### GIVEN INSTRUCTION
Repeat each line of the material below exactly as it appears, minus any pictures.

Data excerpts:

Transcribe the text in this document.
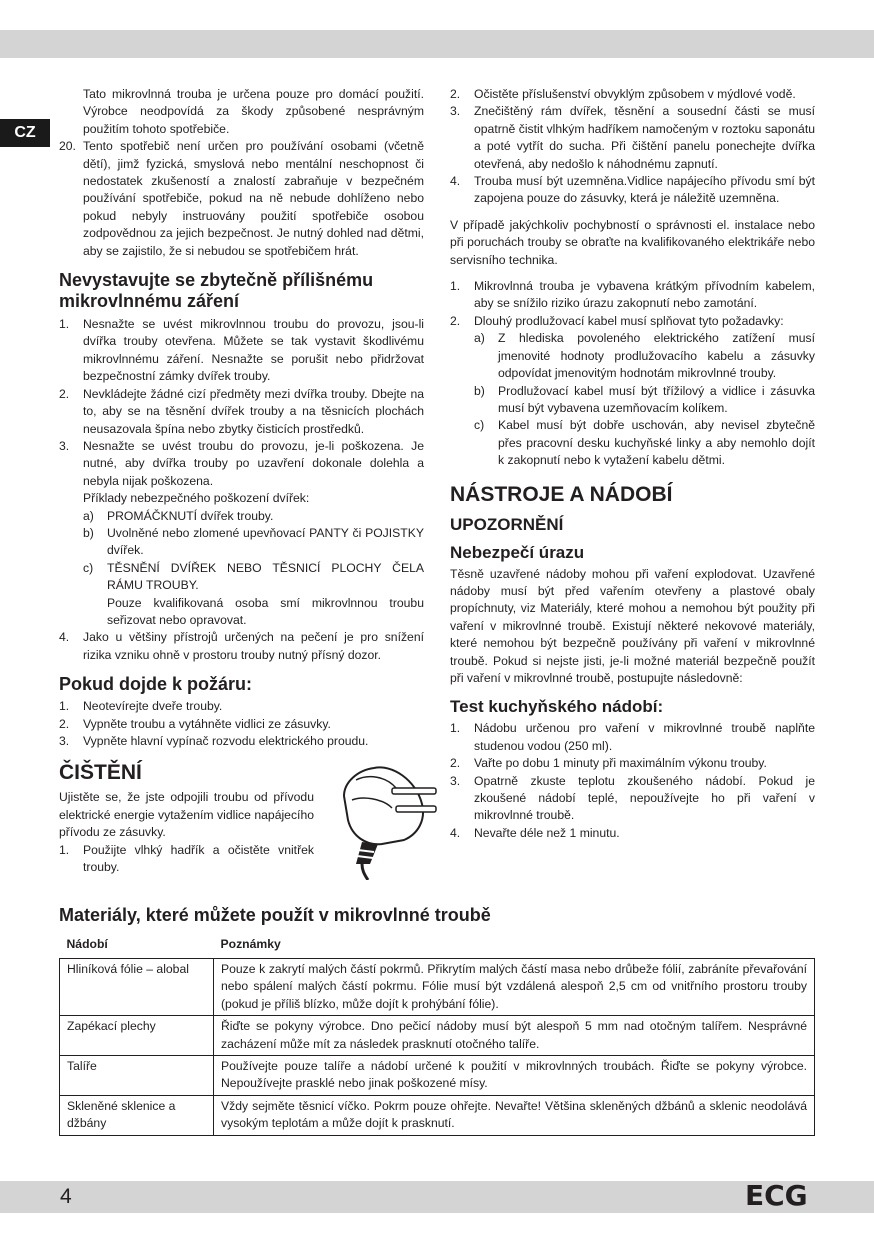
CZ

Tato mikrovlnná trouba je určena pouze pro domácí použití. Výrobce neodpovídá za škody způsobené nesprávným použitím tohoto spotřebiče.

20. Tento spotřebič není určen pro používání osobami (včetně dětí), jimž fyzická, smyslová nebo mentální neschopnost či nedostatek zkušeností a znalostí zabraňuje v bezpečném používání spotřebiče, pokud na ně nebude dohlíženo nebo pokud nebyly instruovány použití spotřebiče osobou zodpovědnou za jejich bezpečnost. Je nutný dohled nad dětmi, aby se zajistilo, že si nebudou se spotřebičem hrát.
Nevystavujte se zbytečně přílišnému mikrovlnnému záření
1. Nesnažte se uvést mikrovlnnou troubu do provozu, jsou-li dvířka trouby otevřena. Můžete se tak vystavit škodlivému mikrovlnnému záření. Nesnažte se porušit nebo přidržovat bezpečnostní zámky dvířek trouby.
2. Nevkládejte žádné cizí předměty mezi dvířka trouby. Dbejte na to, aby se na těsnění dvířek trouby a na těsnicích plochách neusazovala špína nebo zbytky čisticích prostředků.
3. Nesnažte se uvést troubu do provozu, je-li poškozena. Je nutné, aby dvířka trouby po uzavření dokonale dolehla a nebyla nijak poškozena.

Příklady nebezpečného poškození dvířek:

a) PROMÁČKNUTÍ dvířek trouby.
b) Uvolněné nebo zlomené upevňovací PANTY či POJISTKY dvířek.
c) TĚSNĚNÍ DVÍŘEK NEBO TĚSNICÍ PLOCHY ČELA RÁMU TROUBY.

Pouze kvalifikovaná osoba smí mikrovlnnou troubu seřizovat nebo opravovat.

4. Jako u většiny přístrojů určených na pečení je pro snížení rizika vzniku ohně v prostoru trouby nutný přísný dozor.
Pokud dojde k požáru:
1. Neotevírejte dveře trouby.
2. Vypněte troubu a vytáhněte vidlici ze zásuvky.
3. Vypněte hlavní vypínač rozvodu elektrického proudu.
ČIŠTĚNÍ

Ujistěte se, že jste odpojili troubu od přívodu elektrické energie vytažením vidlice napájecího přívodu ze zásuvky.

1. Použijte vlhký hadřík a očistěte vnitřek trouby.
2. Očistěte příslušenství obvyklým způsobem v mýdlové vodě.
3. Znečištěný rám dvířek, těsnění a sousední části se musí opatrně čistit vlhkým hadříkem namočeným v roztoku saponátu a poté vytřít do sucha. Při čištění panelu ponechejte dvířka otevřená, aby nedošlo k náhodnému zapnutí.
4. Trouba musí být uzemněna.Vidlice napájecího přívodu smí být zapojena pouze do zásuvky, která je náležitě uzemněna.

V případě jakýchkoliv pochybností o správnosti el. instalace nebo při poruchách trouby se obraťte na kvalifikovaného elektrikáře nebo servisního technika.

1. Mikrovlnná trouba je vybavena krátkým přívodním kabelem, aby se snížilo riziko úrazu zakopnutí nebo zamotání.
2. Dlouhý prodlužovací kabel musí splňovat tyto požadavky:
a) Z hlediska povoleného elektrického zatížení musí jmenovité hodnoty prodlužovacího kabelu a zásuvky odpovídat jmenovitým hodnotám mikrovlnné trouby.
b) Prodlužovací kabel musí být třížilový a vidlice i zásuvka musí být vybavena uzemňovacím kolíkem.
c) Kabel musí být dobře uschován, aby nevisel zbytečně přes pracovní desku kuchyňské linky a aby nemohlo dojít k zakopnutí nebo k vytažení kabelu dětmi.
NÁSTROJE A NÁDOBÍ
UPOZORNĚNÍ
Nebezpečí úrazu

Těsně uzavřené nádoby mohou při vaření explodovat. Uzavřené nádoby musí být před vařením otevřeny a plastové obaly propíchnuty, viz Materiály, které mohou a nemohou být použity při vaření v mikrovlnné troubě. Existují některé nekovové materiály, které nemohou být bezpečně používány při vaření v mikrovlnné troubě. Pokud si nejste jisti, je-li možné materiál bezpečně použít při vaření v mikrovlnné troubě, postupujte následovně:

Test kuchyňského nádobí:
1. Nádobu určenou pro vaření v mikrovlnné troubě naplňte studenou vodou (250 ml).
2. Vařte po dobu 1 minuty při maximálním výkonu trouby.
3. Opatrně zkuste teplotu zkoušeného nádobí. Pokud je zkoušené nádobí teplé, nepoužívejte ho při vaření v mikrovlnné troubě.
4. Nevařte déle než 1 minutu.
Materiály, které můžete použít v mikrovlnné troubě
Nádobí	Poznámky
Hliníková fólie – alobal	Pouze k zakrytí malých částí pokrmů. Přikrytím malých částí masa nebo drůbeže fólií, zabráníte převařování nebo spálení malých částí pokrmu. Fólie musí být vzdálená alespoň 2,5 cm od vnitřního prostoru trouby (pokud je příliš blízko, může dojít k prohýbání fólie).
Zapékací plechy	Řiďte se pokyny výrobce. Dno pečicí nádoby musí být alespoň 5 mm nad otočným talířem. Nesprávné zacházení může mít za následek prasknutí otočného talíře.
Talíře	Používejte pouze talíře a nádobí určené k použití v mikrovlnných troubách. Řiďte se pokyny výrobce. Nepoužívejte prasklé nebo jinak poškozené mísy.
Skleněné sklenice a džbány	Vždy sejměte těsnicí víčko. Pokrm pouze ohřejte. Nevařte! Většina skleněných džbánů a sklenic neodolává vysokým teplotám a může dojít k prasknutí.
4	ECG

### REPLY
Transcribe the text in this document.
CZ

Tato mikrovlnná trouba je určena pouze pro domácí použití. Výrobce neodpovídá za škody způsobené nesprávným použitím tohoto spotřebiče.

20. Tento spotřebič není určen pro používání osobami (včetně dětí), jimž fyzická, smyslová nebo mentální neschopnost či nedostatek zkušeností a znalostí zabraňuje v bezpečném používání spotřebiče, pokud na ně nebude dohlíženo nebo pokud nebyly instruovány použití spotřebiče osobou zodpovědnou za jejich bezpečnost. Je nutný dohled nad dětmi, aby se zajistilo, že si nebudou se spotřebičem hrát.
Nevystavujte se zbytečně přílišnému mikrovlnnému záření
1. Nesnažte se uvést mikrovlnnou troubu do provozu, jsou-li dvířka trouby otevřena. Můžete se tak vystavit škodlivému mikrovlnnému záření. Nesnažte se porušit nebo přidržovat bezpečnostní zámky dvířek trouby.
2. Nevkládejte žádné cizí předměty mezi dvířka trouby. Dbejte na to, aby se na těsnění dvířek trouby a na těsnicích plochách neusazovala špína nebo zbytky čisticích prostředků.
3. Nesnažte se uvést troubu do provozu, je-li poškozena. Je nutné, aby dvířka trouby po uzavření dokonale dolehla a nebyla nijak poškozena.

Příklady nebezpečného poškození dvířek:

a) PROMÁČKNUTÍ dvířek trouby.
b) Uvolněné nebo zlomené upevňovací PANTY či POJISTKY dvířek.
c) TĚSNĚNÍ DVÍŘEK NEBO TĚSNICÍ PLOCHY ČELA RÁMU TROUBY.

Pouze kvalifikovaná osoba smí mikrovlnnou troubu seřizovat nebo opravovat.

4. Jako u většiny přístrojů určených na pečení je pro snížení rizika vzniku ohně v prostoru trouby nutný přísný dozor.
Pokud dojde k požáru:
1. Neotevírejte dveře trouby.
2. Vypněte troubu a vytáhněte vidlici ze zásuvky.
3. Vypněte hlavní vypínač rozvodu elektrického proudu.
ČIŠTĚNÍ

Ujistěte se, že jste odpojili troubu od přívodu elektrické energie vytažením vidlice napájecího přívodu ze zásuvky.

1. Použijte vlhký hadřík a očistěte vnitřek trouby.
2. Očistěte příslušenství obvyklým způsobem v mýdlové vodě.
3. Znečištěný rám dvířek, těsnění a sousední části se musí opatrně čistit vlhkým hadříkem namočeným v roztoku saponátu a poté vytřít do sucha. Při čištění panelu ponechejte dvířka otevřená, aby nedošlo k náhodnému zapnutí.
4. Trouba musí být uzemněna.Vidlice napájecího přívodu smí být zapojena pouze do zásuvky, která je náležitě uzemněna.

V případě jakýchkoliv pochybností o správnosti el. instalace nebo při poruchách trouby se obraťte na kvalifikovaného elektrikáře nebo servisního technika.

1. Mikrovlnná trouba je vybavena krátkým přívodním kabelem, aby se snížilo riziko úrazu zakopnutí nebo zamotání.
2. Dlouhý prodlužovací kabel musí splňovat tyto požadavky:
a) Z hlediska povoleného elektrického zatížení musí jmenovité hodnoty prodlužovacího kabelu a zásuvky odpovídat jmenovitým hodnotám mikrovlnné trouby.
b) Prodlužovací kabel musí být třížilový a vidlice i zásuvka musí být vybavena uzemňovacím kolíkem.
c) Kabel musí být dobře uschován, aby nevisel zbytečně přes pracovní desku kuchyňské linky a aby nemohlo dojít k zakopnutí nebo k vytažení kabelu dětmi.
NÁSTROJE A NÁDOBÍ
UPOZORNĚNÍ
Nebezpečí úrazu

Těsně uzavřené nádoby mohou při vaření explodovat. Uzavřené nádoby musí být před vařením otevřeny a plastové obaly propíchnuty, viz Materiály, které mohou a nemohou být použity při vaření v mikrovlnné troubě. Existují některé nekovové materiály, které nemohou být bezpečně používány při vaření v mikrovlnné troubě. Pokud si nejste jisti, je-li možné materiál bezpečně použít při vaření v mikrovlnné troubě, postupujte následovně:

Test kuchyňského nádobí:
1. Nádobu určenou pro vaření v mikrovlnné troubě naplňte studenou vodou (250 ml).
2. Vařte po dobu 1 minuty při maximálním výkonu trouby.
3. Opatrně zkuste teplotu zkoušeného nádobí. Pokud je zkoušené nádobí teplé, nepoužívejte ho při vaření v mikrovlnné troubě.
4. Nevařte déle než 1 minutu.
Materiály, které můžete použít v mikrovlnné troubě
Nádobí	Poznámky
Hliníková fólie – alobal	Pouze k zakrytí malých částí pokrmů. Přikrytím malých částí masa nebo drůbeže fólií, zabráníte převařování nebo spálení malých částí pokrmu. Fólie musí být vzdálená alespoň 2,5 cm od vnitřního prostoru trouby (pokud je příliš blízko, může dojít k prohýbání fólie).
Zapékací plechy	Řiďte se pokyny výrobce. Dno pečicí nádoby musí být alespoň 5 mm nad otočným talířem. Nesprávné zacházení může mít za následek prasknutí otočného talíře.
Talíře	Používejte pouze talíře a nádobí určené k použití v mikrovlnných troubách. Řiďte se pokyny výrobce. Nepoužívejte prasklé nebo jinak poškozené mísy.
Skleněné sklenice a džbány	Vždy sejměte těsnicí víčko. Pokrm pouze ohřejte. Nevařte! Většina skleněných džbánů a sklenic neodolává vysokým teplotám a může dojít k prasknutí.
4	ECG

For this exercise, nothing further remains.